**TASK OBJECTIVE**
Present the following data again exactly as it is shown.

── INFORMATION SHOWN

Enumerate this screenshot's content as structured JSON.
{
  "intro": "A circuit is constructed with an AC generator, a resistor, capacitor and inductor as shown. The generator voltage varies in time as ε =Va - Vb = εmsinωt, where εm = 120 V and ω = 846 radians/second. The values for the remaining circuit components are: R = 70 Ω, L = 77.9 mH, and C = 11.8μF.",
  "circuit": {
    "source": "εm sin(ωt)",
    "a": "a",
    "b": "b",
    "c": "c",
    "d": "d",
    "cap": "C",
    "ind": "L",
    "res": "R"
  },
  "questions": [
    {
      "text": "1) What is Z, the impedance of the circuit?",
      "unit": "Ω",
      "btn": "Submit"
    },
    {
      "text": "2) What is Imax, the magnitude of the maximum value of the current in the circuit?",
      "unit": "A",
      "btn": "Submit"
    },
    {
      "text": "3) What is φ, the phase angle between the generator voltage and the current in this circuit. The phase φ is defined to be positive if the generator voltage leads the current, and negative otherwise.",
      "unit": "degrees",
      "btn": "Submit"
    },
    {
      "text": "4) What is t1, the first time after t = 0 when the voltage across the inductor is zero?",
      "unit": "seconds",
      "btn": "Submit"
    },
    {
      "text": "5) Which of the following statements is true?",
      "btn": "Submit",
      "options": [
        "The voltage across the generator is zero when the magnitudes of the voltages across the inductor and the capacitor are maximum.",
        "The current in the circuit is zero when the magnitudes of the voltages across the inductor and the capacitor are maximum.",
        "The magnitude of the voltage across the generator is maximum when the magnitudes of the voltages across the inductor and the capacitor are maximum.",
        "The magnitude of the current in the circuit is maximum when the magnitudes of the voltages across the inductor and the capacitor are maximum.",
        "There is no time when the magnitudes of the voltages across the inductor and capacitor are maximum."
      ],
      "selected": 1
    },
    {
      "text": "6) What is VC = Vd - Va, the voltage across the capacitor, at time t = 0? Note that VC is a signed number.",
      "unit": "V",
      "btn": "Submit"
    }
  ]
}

────

**REPLY TO THE EXERCISE**
Enumerate this screenshot's content as structured JSON.
{
  "intro": "A circuit is constructed with an AC generator, a resistor, capacitor and inductor as shown. The generator voltage varies in time as ε =Va - Vb = εmsinωt, where εm = 120 V and ω = 846 radians/second. The values for the remaining circuit components are: R = 70 Ω, L = 77.9 mH, and C = 11.8μF.",
  "circuit": {
    "source": "εm sin(ωt)",
    "a": "a",
    "b": "b",
    "c": "c",
    "d": "d",
    "cap": "C",
    "ind": "L",
    "res": "R"
  },
  "questions": [
    {
      "text": "1) What is Z, the impedance of the circuit?",
      "unit": "Ω",
      "btn": "Submit"
    },
    {
      "text": "2) What is Imax, the magnitude of the maximum value of the current in the circuit?",
      "unit": "A",
      "btn": "Submit"
    },
    {
      "text": "3) What is φ, the phase angle between the generator voltage and the current in this circuit. The phase φ is defined to be positive if the generator voltage leads the current, and negative otherwise.",
      "unit": "degrees",
      "btn": "Submit"
    },
    {
      "text": "4) What is t1, the first time after t = 0 when the voltage across the inductor is zero?",
      "unit": "seconds",
      "btn": "Submit"
    },
    {
      "text": "5) Which of the following statements is true?",
      "btn": "Submit",
      "options": [
        "The voltage across the generator is zero when the magnitudes of the voltages across the inductor and the capacitor are maximum.",
        "The current in the circuit is zero when the magnitudes of the voltages across the inductor and the capacitor are maximum.",
        "The magnitude of the voltage across the generator is maximum when the magnitudes of the voltages across the inductor and the capacitor are maximum.",
        "The magnitude of the current in the circuit is maximum when the magnitudes of the voltages across the inductor and the capacitor are maximum.",
        "There is no time when the magnitudes of the voltages across the inductor and capacitor are maximum."
      ],
      "selected": 1
    },
    {
      "text": "6) What is VC = Vd - Va, the voltage across the capacitor, at time t = 0? Note that VC is a signed number.",
      "unit": "V",
      "btn": "Submit"
    }
  ]
}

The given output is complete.